WRITTEN INSTRUCTION: Without the pictures, reproduce the records that follow exactly.
----- RECORDS SUPPLIED -----
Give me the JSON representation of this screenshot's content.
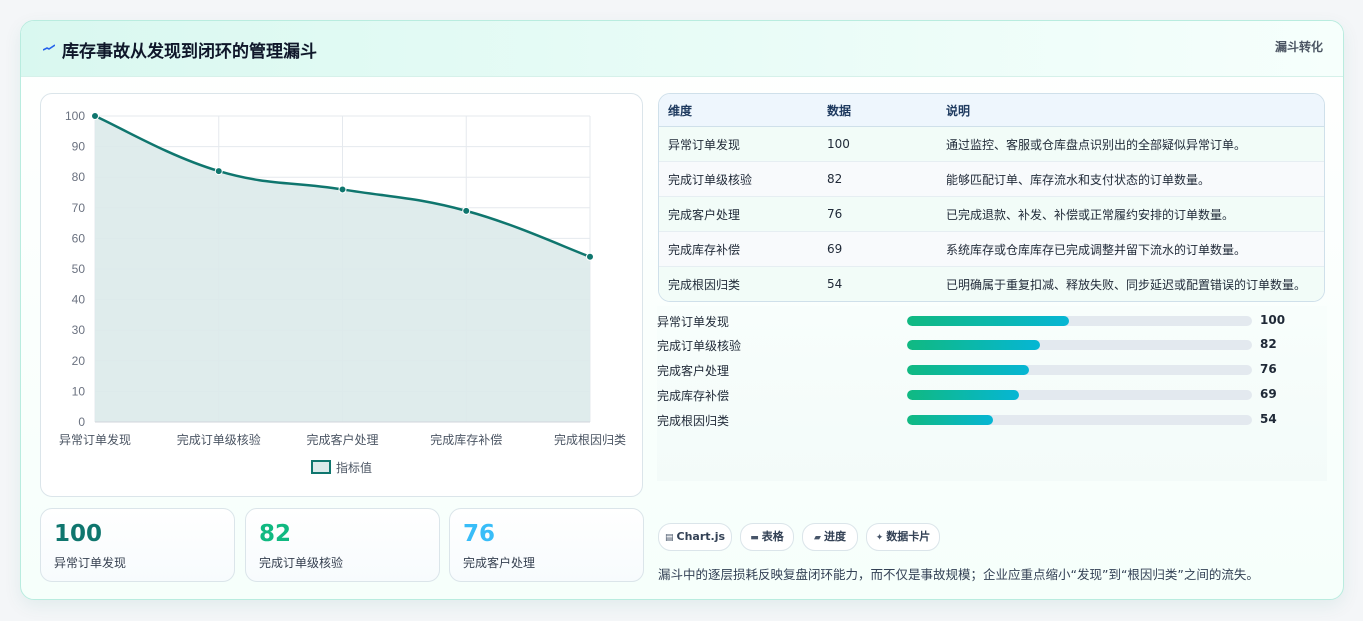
{
  "header": {
    "title": "库存事故从发现到闭环的管理漏斗",
    "tag": "漏斗转化",
    "accent": "#2563eb"
  },
  "chart_data": {
    "type": "area",
    "categories": [
      "异常订单发现",
      "完成订单级核验",
      "完成客户处理",
      "完成库存补偿",
      "完成根因归类"
    ],
    "series": [
      {
        "name": "指标值",
        "values": [
          100,
          82,
          76,
          69,
          54
        ]
      }
    ],
    "ylim": [
      0,
      100
    ],
    "yticks": [
      "0",
      "10",
      "20",
      "30",
      "40",
      "50",
      "60",
      "70",
      "80",
      "90",
      "100"
    ],
    "grid": true,
    "legend_position": "bottom",
    "line_color": "#0f766e",
    "fill_color": "#dbeaea"
  },
  "stats": [
    {
      "value": "100",
      "label": "异常订单发现",
      "color": "#0f766e"
    },
    {
      "value": "82",
      "label": "完成订单级核验",
      "color": "#10b981"
    },
    {
      "value": "76",
      "label": "完成客户处理",
      "color": "#38bdf8"
    }
  ],
  "table": {
    "headers": [
      "维度",
      "数据",
      "说明"
    ],
    "rows": [
      [
        "异常订单发现",
        "100",
        "通过监控、客服或仓库盘点识别出的全部疑似异常订单。"
      ],
      [
        "完成订单级核验",
        "82",
        "能够匹配订单、库存流水和支付状态的订单数量。"
      ],
      [
        "完成客户处理",
        "76",
        "已完成退款、补发、补偿或正常履约安排的订单数量。"
      ],
      [
        "完成库存补偿",
        "69",
        "系统库存或仓库库存已完成调整并留下流水的订单数量。"
      ],
      [
        "完成根因归类",
        "54",
        "已明确属于重复扣减、释放失败、同步延迟或配置错误的订单数量。"
      ]
    ]
  },
  "bars": [
    {
      "label": "异常订单发现",
      "value": "100",
      "fill": 0.47
    },
    {
      "label": "完成订单级核验",
      "value": "82",
      "fill": 0.385
    },
    {
      "label": "完成客户处理",
      "value": "76",
      "fill": 0.355
    },
    {
      "label": "完成库存补偿",
      "value": "69",
      "fill": 0.325
    },
    {
      "label": "完成根因归类",
      "value": "54",
      "fill": 0.25
    }
  ],
  "chips": [
    {
      "icon": "chart-icon",
      "glyph": "▤",
      "label": "Chart.js"
    },
    {
      "icon": "table-icon",
      "glyph": "▬",
      "label": "表格"
    },
    {
      "icon": "progress-icon",
      "glyph": "▰",
      "label": "进度"
    },
    {
      "icon": "card-icon",
      "glyph": "✦",
      "label": "数据卡片"
    }
  ],
  "note": "漏斗中的逐层损耗反映复盘闭环能力，而不仅是事故规模；企业应重点缩小“发现”到“根因归类”之间的流失。"
}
-----
FINISHED TASK:
Give me the JSON representation of this screenshot's content.
{
  "header": {
    "title": "库存事故从发现到闭环的管理漏斗",
    "tag": "漏斗转化",
    "accent": "#2563eb"
  },
  "chart_data": {
    "type": "area",
    "categories": [
      "异常订单发现",
      "完成订单级核验",
      "完成客户处理",
      "完成库存补偿",
      "完成根因归类"
    ],
    "series": [
      {
        "name": "指标值",
        "values": [
          100,
          82,
          76,
          69,
          54
        ]
      }
    ],
    "ylim": [
      0,
      100
    ],
    "yticks": [
      "0",
      "10",
      "20",
      "30",
      "40",
      "50",
      "60",
      "70",
      "80",
      "90",
      "100"
    ],
    "grid": true,
    "legend_position": "bottom",
    "line_color": "#0f766e",
    "fill_color": "#dbeaea"
  },
  "stats": [
    {
      "value": "100",
      "label": "异常订单发现",
      "color": "#0f766e"
    },
    {
      "value": "82",
      "label": "完成订单级核验",
      "color": "#10b981"
    },
    {
      "value": "76",
      "label": "完成客户处理",
      "color": "#38bdf8"
    }
  ],
  "table": {
    "headers": [
      "维度",
      "数据",
      "说明"
    ],
    "rows": [
      [
        "异常订单发现",
        "100",
        "通过监控、客服或仓库盘点识别出的全部疑似异常订单。"
      ],
      [
        "完成订单级核验",
        "82",
        "能够匹配订单、库存流水和支付状态的订单数量。"
      ],
      [
        "完成客户处理",
        "76",
        "已完成退款、补发、补偿或正常履约安排的订单数量。"
      ],
      [
        "完成库存补偿",
        "69",
        "系统库存或仓库库存已完成调整并留下流水的订单数量。"
      ],
      [
        "完成根因归类",
        "54",
        "已明确属于重复扣减、释放失败、同步延迟或配置错误的订单数量。"
      ]
    ]
  },
  "bars": [
    {
      "label": "异常订单发现",
      "value": "100",
      "fill": 0.47
    },
    {
      "label": "完成订单级核验",
      "value": "82",
      "fill": 0.385
    },
    {
      "label": "完成客户处理",
      "value": "76",
      "fill": 0.355
    },
    {
      "label": "完成库存补偿",
      "value": "69",
      "fill": 0.325
    },
    {
      "label": "完成根因归类",
      "value": "54",
      "fill": 0.25
    }
  ],
  "chips": [
    {
      "icon": "chart-icon",
      "glyph": "▤",
      "label": "Chart.js"
    },
    {
      "icon": "table-icon",
      "glyph": "▬",
      "label": "表格"
    },
    {
      "icon": "progress-icon",
      "glyph": "▰",
      "label": "进度"
    },
    {
      "icon": "card-icon",
      "glyph": "✦",
      "label": "数据卡片"
    }
  ],
  "note": "漏斗中的逐层损耗反映复盘闭环能力，而不仅是事故规模；企业应重点缩小“发现”到“根因归类”之间的流失。"
}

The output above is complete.